* [Part of a data file]:

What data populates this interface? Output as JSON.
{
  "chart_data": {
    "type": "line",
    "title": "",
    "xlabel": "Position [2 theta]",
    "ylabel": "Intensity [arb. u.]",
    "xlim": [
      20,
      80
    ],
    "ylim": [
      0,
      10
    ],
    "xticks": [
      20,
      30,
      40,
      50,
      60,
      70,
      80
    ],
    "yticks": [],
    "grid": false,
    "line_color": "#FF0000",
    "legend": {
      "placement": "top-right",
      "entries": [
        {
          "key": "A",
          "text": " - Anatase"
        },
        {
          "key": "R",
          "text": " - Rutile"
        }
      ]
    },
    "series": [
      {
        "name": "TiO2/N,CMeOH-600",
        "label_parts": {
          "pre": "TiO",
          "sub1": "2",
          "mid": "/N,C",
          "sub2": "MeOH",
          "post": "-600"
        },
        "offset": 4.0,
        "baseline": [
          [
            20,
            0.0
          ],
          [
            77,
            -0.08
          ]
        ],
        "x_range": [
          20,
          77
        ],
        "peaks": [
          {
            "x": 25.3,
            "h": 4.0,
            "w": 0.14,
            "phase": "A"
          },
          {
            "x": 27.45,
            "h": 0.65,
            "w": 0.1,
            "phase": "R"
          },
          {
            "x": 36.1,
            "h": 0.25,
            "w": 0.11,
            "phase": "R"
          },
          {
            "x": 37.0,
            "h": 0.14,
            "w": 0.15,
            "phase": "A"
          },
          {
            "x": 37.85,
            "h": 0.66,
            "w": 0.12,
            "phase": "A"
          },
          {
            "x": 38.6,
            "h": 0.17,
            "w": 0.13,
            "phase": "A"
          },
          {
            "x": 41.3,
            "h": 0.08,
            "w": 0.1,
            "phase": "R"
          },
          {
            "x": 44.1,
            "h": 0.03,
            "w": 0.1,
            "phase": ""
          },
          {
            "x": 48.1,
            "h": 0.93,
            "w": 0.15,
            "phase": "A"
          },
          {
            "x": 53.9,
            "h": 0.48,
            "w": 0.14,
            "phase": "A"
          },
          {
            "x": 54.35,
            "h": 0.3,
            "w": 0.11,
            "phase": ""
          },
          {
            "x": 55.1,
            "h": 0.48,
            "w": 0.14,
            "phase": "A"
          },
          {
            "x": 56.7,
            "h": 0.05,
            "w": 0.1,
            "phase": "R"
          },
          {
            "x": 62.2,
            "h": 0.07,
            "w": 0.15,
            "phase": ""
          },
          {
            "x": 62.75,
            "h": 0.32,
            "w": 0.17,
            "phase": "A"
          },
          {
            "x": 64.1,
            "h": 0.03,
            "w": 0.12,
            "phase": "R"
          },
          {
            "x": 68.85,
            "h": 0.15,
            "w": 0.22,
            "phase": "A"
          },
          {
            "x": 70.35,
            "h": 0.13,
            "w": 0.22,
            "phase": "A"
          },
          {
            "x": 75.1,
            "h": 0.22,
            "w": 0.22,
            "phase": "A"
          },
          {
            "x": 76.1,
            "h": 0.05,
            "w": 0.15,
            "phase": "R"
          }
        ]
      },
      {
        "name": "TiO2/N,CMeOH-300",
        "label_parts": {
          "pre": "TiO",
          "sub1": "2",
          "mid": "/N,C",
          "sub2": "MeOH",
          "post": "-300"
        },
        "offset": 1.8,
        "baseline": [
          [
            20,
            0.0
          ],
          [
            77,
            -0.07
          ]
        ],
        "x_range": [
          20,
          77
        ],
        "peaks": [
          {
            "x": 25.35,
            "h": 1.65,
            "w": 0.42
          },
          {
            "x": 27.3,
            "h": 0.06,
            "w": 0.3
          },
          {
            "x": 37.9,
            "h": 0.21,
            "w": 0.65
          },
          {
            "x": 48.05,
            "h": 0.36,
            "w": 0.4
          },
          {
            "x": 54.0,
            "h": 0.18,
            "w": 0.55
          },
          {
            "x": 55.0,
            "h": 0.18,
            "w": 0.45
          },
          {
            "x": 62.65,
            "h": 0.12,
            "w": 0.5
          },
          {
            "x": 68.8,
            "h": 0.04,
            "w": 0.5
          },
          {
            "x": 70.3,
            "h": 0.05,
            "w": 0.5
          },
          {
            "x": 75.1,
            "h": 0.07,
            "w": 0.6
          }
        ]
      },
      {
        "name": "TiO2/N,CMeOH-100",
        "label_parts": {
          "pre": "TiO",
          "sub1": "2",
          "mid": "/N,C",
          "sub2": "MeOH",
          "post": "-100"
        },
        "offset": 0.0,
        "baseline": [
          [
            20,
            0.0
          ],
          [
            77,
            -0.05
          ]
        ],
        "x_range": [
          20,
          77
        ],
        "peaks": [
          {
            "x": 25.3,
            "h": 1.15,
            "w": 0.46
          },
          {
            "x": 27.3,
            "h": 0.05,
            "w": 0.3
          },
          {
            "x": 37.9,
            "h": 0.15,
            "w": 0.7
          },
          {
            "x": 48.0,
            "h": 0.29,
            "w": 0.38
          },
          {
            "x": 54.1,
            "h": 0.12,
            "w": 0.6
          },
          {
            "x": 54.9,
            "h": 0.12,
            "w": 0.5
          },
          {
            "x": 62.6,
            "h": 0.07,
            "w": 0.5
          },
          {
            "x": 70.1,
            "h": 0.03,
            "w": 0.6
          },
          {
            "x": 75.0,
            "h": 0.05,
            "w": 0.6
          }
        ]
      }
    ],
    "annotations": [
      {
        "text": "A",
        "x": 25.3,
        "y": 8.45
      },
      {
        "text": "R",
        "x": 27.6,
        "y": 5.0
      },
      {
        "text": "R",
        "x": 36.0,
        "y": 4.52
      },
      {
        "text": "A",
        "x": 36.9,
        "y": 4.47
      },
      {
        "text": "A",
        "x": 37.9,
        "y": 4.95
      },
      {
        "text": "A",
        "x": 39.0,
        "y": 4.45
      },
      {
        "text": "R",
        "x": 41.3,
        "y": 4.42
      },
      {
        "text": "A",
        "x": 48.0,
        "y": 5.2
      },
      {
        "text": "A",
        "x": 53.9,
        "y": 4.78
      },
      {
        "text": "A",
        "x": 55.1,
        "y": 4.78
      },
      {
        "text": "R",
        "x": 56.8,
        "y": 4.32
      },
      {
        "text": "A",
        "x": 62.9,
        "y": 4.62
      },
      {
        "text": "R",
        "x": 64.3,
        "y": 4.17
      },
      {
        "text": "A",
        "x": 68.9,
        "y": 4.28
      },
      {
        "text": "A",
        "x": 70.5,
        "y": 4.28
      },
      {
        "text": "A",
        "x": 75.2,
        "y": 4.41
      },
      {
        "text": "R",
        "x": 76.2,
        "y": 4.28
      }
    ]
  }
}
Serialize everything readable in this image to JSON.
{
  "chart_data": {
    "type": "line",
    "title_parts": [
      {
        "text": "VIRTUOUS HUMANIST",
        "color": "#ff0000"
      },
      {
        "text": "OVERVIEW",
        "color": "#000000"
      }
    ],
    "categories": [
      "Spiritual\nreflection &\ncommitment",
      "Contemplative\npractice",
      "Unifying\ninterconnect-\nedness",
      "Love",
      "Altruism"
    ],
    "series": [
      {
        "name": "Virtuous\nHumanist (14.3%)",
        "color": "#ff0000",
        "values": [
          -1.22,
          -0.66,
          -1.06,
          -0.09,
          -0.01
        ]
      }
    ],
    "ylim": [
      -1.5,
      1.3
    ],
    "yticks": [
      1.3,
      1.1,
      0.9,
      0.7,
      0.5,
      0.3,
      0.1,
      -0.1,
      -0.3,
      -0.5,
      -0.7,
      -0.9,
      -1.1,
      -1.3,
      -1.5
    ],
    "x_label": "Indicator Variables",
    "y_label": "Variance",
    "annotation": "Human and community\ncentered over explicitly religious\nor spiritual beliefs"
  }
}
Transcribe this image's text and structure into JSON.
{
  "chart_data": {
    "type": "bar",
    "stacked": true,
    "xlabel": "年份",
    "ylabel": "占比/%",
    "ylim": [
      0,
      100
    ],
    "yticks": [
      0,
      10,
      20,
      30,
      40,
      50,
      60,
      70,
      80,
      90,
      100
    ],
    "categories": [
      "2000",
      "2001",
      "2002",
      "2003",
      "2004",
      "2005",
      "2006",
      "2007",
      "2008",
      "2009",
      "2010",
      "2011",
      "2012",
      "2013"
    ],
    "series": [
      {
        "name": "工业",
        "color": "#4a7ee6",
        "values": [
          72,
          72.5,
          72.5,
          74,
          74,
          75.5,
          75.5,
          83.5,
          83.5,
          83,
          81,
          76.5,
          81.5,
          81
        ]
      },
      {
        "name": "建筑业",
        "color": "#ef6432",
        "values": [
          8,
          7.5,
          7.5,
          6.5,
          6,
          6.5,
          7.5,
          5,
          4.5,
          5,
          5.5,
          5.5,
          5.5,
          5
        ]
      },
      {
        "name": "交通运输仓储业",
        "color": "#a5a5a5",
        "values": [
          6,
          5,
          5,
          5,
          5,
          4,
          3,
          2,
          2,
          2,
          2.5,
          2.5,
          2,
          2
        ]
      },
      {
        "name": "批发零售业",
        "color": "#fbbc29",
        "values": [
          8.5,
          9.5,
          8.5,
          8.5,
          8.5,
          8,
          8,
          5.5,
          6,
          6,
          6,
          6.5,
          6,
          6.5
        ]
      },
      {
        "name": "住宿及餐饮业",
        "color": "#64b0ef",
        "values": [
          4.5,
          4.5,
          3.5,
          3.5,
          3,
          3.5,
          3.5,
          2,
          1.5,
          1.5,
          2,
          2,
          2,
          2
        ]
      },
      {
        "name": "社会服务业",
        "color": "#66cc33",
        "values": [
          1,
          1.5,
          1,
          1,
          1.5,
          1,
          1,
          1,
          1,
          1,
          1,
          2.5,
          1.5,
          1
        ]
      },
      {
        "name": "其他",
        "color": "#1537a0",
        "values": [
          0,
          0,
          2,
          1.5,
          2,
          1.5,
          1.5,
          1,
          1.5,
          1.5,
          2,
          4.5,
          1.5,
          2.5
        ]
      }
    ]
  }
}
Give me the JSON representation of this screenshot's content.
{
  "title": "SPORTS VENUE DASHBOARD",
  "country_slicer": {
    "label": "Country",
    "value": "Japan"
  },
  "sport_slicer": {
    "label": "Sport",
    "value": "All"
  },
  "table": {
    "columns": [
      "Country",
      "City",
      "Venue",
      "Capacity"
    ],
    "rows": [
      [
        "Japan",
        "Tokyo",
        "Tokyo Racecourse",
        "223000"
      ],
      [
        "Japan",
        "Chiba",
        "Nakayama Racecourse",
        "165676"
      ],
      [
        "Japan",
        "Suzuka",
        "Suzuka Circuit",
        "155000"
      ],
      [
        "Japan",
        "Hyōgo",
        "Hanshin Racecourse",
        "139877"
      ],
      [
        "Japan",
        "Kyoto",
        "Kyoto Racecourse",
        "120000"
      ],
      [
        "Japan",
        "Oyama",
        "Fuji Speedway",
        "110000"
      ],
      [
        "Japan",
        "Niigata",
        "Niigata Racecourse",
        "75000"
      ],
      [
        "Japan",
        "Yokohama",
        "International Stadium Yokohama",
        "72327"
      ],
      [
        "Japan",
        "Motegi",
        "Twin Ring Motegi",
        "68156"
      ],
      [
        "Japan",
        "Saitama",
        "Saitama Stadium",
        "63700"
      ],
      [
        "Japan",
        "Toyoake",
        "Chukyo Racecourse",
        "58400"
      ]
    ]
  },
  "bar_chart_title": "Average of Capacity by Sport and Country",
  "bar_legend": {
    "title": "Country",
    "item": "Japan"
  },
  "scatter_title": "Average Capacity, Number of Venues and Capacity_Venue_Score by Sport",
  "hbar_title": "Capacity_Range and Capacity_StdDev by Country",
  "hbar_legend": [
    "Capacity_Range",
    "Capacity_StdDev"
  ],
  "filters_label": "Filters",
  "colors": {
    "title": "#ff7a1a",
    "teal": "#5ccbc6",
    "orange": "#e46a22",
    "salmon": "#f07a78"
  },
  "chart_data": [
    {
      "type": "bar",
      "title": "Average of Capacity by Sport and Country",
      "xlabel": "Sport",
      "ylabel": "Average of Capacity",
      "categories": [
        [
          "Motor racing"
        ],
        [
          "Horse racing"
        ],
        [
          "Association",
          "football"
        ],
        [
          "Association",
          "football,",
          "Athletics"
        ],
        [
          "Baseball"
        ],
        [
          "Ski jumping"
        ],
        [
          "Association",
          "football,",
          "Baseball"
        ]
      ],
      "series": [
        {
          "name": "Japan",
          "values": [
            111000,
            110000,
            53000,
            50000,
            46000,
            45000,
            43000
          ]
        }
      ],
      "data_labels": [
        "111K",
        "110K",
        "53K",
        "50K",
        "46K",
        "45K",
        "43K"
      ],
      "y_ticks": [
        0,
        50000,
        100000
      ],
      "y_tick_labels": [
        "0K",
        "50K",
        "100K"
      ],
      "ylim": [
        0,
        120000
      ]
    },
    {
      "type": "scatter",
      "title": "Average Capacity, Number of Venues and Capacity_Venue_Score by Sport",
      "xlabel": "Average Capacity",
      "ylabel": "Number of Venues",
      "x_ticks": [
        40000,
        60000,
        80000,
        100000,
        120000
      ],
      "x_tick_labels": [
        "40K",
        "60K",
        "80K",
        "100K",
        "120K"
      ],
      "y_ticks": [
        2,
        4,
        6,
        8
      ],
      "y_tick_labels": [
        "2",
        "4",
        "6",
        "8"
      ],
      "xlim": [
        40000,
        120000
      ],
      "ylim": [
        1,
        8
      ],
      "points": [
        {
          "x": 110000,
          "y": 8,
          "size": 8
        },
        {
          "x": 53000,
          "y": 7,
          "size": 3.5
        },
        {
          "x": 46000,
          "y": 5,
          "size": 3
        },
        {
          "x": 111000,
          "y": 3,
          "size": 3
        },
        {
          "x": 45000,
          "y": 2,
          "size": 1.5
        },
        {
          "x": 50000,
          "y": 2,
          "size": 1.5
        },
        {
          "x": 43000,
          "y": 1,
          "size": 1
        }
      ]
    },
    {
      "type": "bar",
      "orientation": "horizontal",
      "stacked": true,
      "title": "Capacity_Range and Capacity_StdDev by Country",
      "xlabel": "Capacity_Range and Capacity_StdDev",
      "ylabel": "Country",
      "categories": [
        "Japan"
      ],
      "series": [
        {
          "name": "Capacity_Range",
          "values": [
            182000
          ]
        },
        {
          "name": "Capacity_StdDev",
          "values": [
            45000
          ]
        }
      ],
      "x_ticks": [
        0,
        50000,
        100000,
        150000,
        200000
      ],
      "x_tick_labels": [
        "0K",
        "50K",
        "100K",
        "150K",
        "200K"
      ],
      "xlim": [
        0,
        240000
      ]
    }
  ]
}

* [What is asked]:
List the lines of the records where "image" occurs.

* [Exercise output]:
Serialize everything readable in this image to JSON.
Transcribe this image's text and structure into JSON.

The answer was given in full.